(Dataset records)
_ _ _ _ _
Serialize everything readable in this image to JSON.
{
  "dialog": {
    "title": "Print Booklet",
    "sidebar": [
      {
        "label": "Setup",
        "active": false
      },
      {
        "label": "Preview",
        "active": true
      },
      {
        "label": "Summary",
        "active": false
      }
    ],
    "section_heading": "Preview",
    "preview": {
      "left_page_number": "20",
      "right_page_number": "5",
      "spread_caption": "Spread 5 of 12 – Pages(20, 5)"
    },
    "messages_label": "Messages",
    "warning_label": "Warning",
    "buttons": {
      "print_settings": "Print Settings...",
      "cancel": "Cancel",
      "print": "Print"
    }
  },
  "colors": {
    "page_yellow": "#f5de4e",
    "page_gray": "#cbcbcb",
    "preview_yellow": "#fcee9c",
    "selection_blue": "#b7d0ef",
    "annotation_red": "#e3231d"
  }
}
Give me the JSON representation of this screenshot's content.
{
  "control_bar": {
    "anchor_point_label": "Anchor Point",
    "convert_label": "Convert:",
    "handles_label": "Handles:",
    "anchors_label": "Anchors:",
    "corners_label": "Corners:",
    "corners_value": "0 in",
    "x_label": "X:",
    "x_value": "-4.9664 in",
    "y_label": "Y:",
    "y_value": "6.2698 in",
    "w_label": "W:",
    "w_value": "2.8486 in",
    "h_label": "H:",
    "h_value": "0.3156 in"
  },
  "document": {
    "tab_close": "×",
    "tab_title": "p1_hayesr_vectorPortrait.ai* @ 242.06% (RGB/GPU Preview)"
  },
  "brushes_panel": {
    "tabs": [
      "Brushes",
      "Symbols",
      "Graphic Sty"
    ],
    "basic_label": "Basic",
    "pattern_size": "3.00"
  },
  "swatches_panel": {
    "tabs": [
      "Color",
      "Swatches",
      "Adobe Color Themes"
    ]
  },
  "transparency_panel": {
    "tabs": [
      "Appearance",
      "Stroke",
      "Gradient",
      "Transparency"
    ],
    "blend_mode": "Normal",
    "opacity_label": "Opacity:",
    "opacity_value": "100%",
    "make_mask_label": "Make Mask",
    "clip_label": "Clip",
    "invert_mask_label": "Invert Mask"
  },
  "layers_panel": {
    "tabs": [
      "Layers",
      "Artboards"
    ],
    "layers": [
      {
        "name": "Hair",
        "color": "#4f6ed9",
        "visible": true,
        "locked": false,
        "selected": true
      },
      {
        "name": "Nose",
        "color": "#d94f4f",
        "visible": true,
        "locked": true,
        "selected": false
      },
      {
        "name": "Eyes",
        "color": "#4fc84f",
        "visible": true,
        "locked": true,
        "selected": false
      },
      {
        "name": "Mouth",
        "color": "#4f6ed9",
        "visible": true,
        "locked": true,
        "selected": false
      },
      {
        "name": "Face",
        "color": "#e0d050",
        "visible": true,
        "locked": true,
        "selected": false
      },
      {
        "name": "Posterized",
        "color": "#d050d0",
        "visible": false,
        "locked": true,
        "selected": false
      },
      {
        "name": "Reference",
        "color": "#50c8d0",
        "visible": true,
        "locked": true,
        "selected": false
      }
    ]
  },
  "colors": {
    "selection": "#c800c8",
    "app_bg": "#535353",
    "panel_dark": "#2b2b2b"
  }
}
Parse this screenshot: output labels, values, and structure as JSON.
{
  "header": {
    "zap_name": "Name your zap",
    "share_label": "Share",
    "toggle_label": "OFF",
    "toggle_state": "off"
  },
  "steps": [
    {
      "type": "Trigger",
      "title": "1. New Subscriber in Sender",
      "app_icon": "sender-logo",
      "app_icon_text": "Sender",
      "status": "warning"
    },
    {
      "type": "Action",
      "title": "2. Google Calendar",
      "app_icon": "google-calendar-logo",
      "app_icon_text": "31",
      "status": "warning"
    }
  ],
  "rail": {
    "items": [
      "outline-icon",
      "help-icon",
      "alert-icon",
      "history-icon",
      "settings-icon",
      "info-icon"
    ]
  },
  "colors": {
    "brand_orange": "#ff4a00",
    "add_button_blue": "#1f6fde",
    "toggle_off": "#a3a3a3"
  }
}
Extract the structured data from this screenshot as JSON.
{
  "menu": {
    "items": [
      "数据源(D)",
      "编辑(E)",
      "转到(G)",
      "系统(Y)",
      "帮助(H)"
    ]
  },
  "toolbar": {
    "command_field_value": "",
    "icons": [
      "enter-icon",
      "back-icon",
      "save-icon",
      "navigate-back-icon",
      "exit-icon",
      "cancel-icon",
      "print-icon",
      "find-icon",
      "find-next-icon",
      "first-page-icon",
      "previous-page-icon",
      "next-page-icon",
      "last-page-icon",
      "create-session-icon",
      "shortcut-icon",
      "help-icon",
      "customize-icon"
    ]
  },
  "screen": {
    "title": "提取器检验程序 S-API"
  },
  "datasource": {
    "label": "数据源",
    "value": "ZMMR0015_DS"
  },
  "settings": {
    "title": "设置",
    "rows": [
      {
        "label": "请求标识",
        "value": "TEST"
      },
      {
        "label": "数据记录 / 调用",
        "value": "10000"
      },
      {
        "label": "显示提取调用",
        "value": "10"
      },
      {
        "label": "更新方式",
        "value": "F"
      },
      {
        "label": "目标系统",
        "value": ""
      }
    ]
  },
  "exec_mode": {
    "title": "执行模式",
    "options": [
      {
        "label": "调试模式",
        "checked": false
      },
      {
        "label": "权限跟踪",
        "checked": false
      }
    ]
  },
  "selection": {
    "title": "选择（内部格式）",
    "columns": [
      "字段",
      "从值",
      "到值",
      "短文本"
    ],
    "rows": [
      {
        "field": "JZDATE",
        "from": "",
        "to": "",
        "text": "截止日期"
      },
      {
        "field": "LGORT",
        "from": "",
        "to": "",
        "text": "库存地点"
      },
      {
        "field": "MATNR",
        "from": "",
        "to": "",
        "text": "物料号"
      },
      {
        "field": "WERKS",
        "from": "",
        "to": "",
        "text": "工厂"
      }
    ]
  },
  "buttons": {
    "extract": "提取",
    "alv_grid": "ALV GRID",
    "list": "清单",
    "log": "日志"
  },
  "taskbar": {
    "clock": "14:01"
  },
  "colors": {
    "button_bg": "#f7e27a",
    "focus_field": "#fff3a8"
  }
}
_ _ _ _ _
# [Task details]
Copy each record from above without leaving any out.

# [Reply]
Serialize everything readable in this image to JSON.
{
  "dialog": {
    "title": "Print Booklet",
    "sidebar": [
      {
        "label": "Setup",
        "active": false
      },
      {
        "label": "Preview",
        "active": true
      },
      {
        "label": "Summary",
        "active": false
      }
    ],
    "section_heading": "Preview",
    "preview": {
      "left_page_number": "20",
      "right_page_number": "5",
      "spread_caption": "Spread 5 of 12 – Pages(20, 5)"
    },
    "messages_label": "Messages",
    "warning_label": "Warning",
    "buttons": {
      "print_settings": "Print Settings...",
      "cancel": "Cancel",
      "print": "Print"
    }
  },
  "colors": {
    "page_yellow": "#f5de4e",
    "page_gray": "#cbcbcb",
    "preview_yellow": "#fcee9c",
    "selection_blue": "#b7d0ef",
    "annotation_red": "#e3231d"
  }
}
Give me the JSON representation of this screenshot's content.
{
  "control_bar": {
    "anchor_point_label": "Anchor Point",
    "convert_label": "Convert:",
    "handles_label": "Handles:",
    "anchors_label": "Anchors:",
    "corners_label": "Corners:",
    "corners_value": "0 in",
    "x_label": "X:",
    "x_value": "-4.9664 in",
    "y_label": "Y:",
    "y_value": "6.2698 in",
    "w_label": "W:",
    "w_value": "2.8486 in",
    "h_label": "H:",
    "h_value": "0.3156 in"
  },
  "document": {
    "tab_close": "×",
    "tab_title": "p1_hayesr_vectorPortrait.ai* @ 242.06% (RGB/GPU Preview)"
  },
  "brushes_panel": {
    "tabs": [
      "Brushes",
      "Symbols",
      "Graphic Sty"
    ],
    "basic_label": "Basic",
    "pattern_size": "3.00"
  },
  "swatches_panel": {
    "tabs": [
      "Color",
      "Swatches",
      "Adobe Color Themes"
    ]
  },
  "transparency_panel": {
    "tabs": [
      "Appearance",
      "Stroke",
      "Gradient",
      "Transparency"
    ],
    "blend_mode": "Normal",
    "opacity_label": "Opacity:",
    "opacity_value": "100%",
    "make_mask_label": "Make Mask",
    "clip_label": "Clip",
    "invert_mask_label": "Invert Mask"
  },
  "layers_panel": {
    "tabs": [
      "Layers",
      "Artboards"
    ],
    "layers": [
      {
        "name": "Hair",
        "color": "#4f6ed9",
        "visible": true,
        "locked": false,
        "selected": true
      },
      {
        "name": "Nose",
        "color": "#d94f4f",
        "visible": true,
        "locked": true,
        "selected": false
      },
      {
        "name": "Eyes",
        "color": "#4fc84f",
        "visible": true,
        "locked": true,
        "selected": false
      },
      {
        "name": "Mouth",
        "color": "#4f6ed9",
        "visible": true,
        "locked": true,
        "selected": false
      },
      {
        "name": "Face",
        "color": "#e0d050",
        "visible": true,
        "locked": true,
        "selected": false
      },
      {
        "name": "Posterized",
        "color": "#d050d0",
        "visible": false,
        "locked": true,
        "selected": false
      },
      {
        "name": "Reference",
        "color": "#50c8d0",
        "visible": true,
        "locked": true,
        "selected": false
      }
    ]
  },
  "colors": {
    "selection": "#c800c8",
    "app_bg": "#535353",
    "panel_dark": "#2b2b2b"
  }
}
Parse this screenshot: output labels, values, and structure as JSON.
{
  "header": {
    "zap_name": "Name your zap",
    "share_label": "Share",
    "toggle_label": "OFF",
    "toggle_state": "off"
  },
  "steps": [
    {
      "type": "Trigger",
      "title": "1. New Subscriber in Sender",
      "app_icon": "sender-logo",
      "app_icon_text": "Sender",
      "status": "warning"
    },
    {
      "type": "Action",
      "title": "2. Google Calendar",
      "app_icon": "google-calendar-logo",
      "app_icon_text": "31",
      "status": "warning"
    }
  ],
  "rail": {
    "items": [
      "outline-icon",
      "help-icon",
      "alert-icon",
      "history-icon",
      "settings-icon",
      "info-icon"
    ]
  },
  "colors": {
    "brand_orange": "#ff4a00",
    "add_button_blue": "#1f6fde",
    "toggle_off": "#a3a3a3"
  }
}
Extract the structured data from this screenshot as JSON.
{
  "menu": {
    "items": [
      "数据源(D)",
      "编辑(E)",
      "转到(G)",
      "系统(Y)",
      "帮助(H)"
    ]
  },
  "toolbar": {
    "command_field_value": "",
    "icons": [
      "enter-icon",
      "back-icon",
      "save-icon",
      "navigate-back-icon",
      "exit-icon",
      "cancel-icon",
      "print-icon",
      "find-icon",
      "find-next-icon",
      "first-page-icon",
      "previous-page-icon",
      "next-page-icon",
      "last-page-icon",
      "create-session-icon",
      "shortcut-icon",
      "help-icon",
      "customize-icon"
    ]
  },
  "screen": {
    "title": "提取器检验程序 S-API"
  },
  "datasource": {
    "label": "数据源",
    "value": "ZMMR0015_DS"
  },
  "settings": {
    "title": "设置",
    "rows": [
      {
        "label": "请求标识",
        "value": "TEST"
      },
      {
        "label": "数据记录 / 调用",
        "value": "10000"
      },
      {
        "label": "显示提取调用",
        "value": "10"
      },
      {
        "label": "更新方式",
        "value": "F"
      },
      {
        "label": "目标系统",
        "value": ""
      }
    ]
  },
  "exec_mode": {
    "title": "执行模式",
    "options": [
      {
        "label": "调试模式",
        "checked": false
      },
      {
        "label": "权限跟踪",
        "checked": false
      }
    ]
  },
  "selection": {
    "title": "选择（内部格式）",
    "columns": [
      "字段",
      "从值",
      "到值",
      "短文本"
    ],
    "rows": [
      {
        "field": "JZDATE",
        "from": "",
        "to": "",
        "text": "截止日期"
      },
      {
        "field": "LGORT",
        "from": "",
        "to": "",
        "text": "库存地点"
      },
      {
        "field": "MATNR",
        "from": "",
        "to": "",
        "text": "物料号"
      },
      {
        "field": "WERKS",
        "from": "",
        "to": "",
        "text": "工厂"
      }
    ]
  },
  "buttons": {
    "extract": "提取",
    "alv_grid": "ALV GRID",
    "list": "清单",
    "log": "日志"
  },
  "taskbar": {
    "clock": "14:01"
  },
  "colors": {
    "button_bg": "#f7e27a",
    "focus_field": "#fff3a8"
  }
}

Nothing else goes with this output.